GOAL – Copy each line of the records that contains the word "Stellplatz".

DATA IN THIS EXERCISE –
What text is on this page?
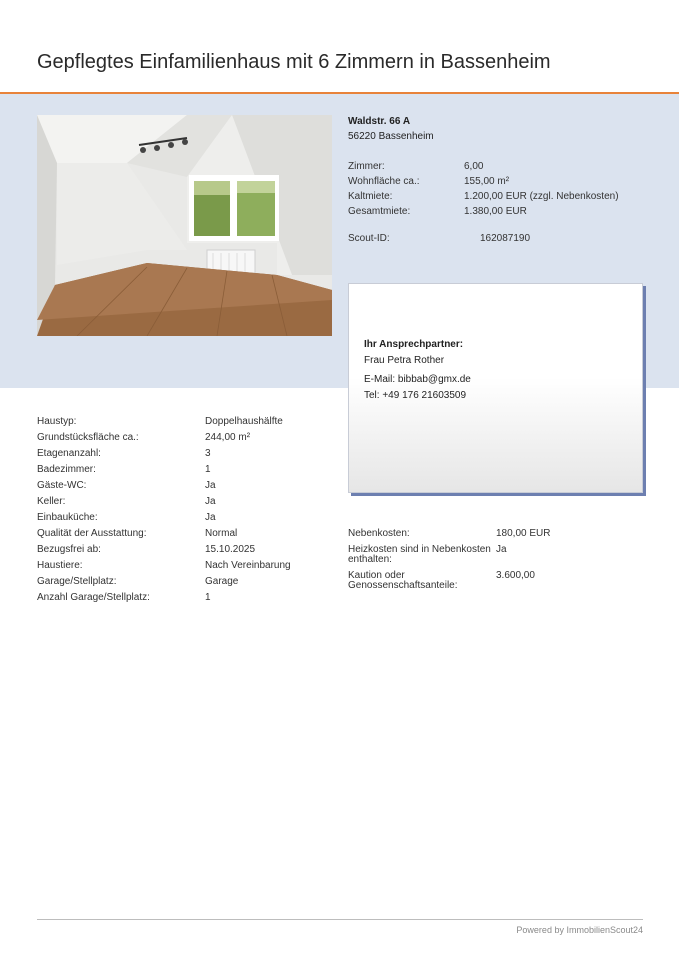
Gepflegtes Einfamilienhaus mit 6 Zimmern in Bassenheim
Waldstr. 66 A
56220 Bassenheim
Zimmer:	6,00
Wohnfläche ca.:	155,00 m²
Kaltmiete:	1.200,00 EUR (zzgl. Nebenkosten)
Gesamtmiete:	1.380,00 EUR
Scout-ID:	162087190
Ihr Ansprechpartner:
Frau Petra Rother
E-Mail: bibbab@gmx.de
Tel: +49 176 21603509
Haustyp:	Doppelhaushälfte
Grundstücksfläche ca.:	244,00 m²
Etagenanzahl:	3
Badezimmer:	1
Gäste-WC:	Ja
Keller:	Ja
Einbauküche:	Ja
Qualität der Ausstattung:	Normal
Bezugsfrei ab:	15.10.2025
Haustiere:	Nach Vereinbarung
Garage/Stellplatz:	Garage
Anzahl Garage/Stellplatz:	1
Nebenkosten:	180,00 EUR
Heizkosten sind in Nebenkosten
enthalten:
Ja
Kaution oder
Genossenschaftsanteile:
3.600,00
Powered by ImmobilienScout24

ANSWER IN FULL –
Garage/Stellplatz:	Garage
Anzahl Garage/Stellplatz:	1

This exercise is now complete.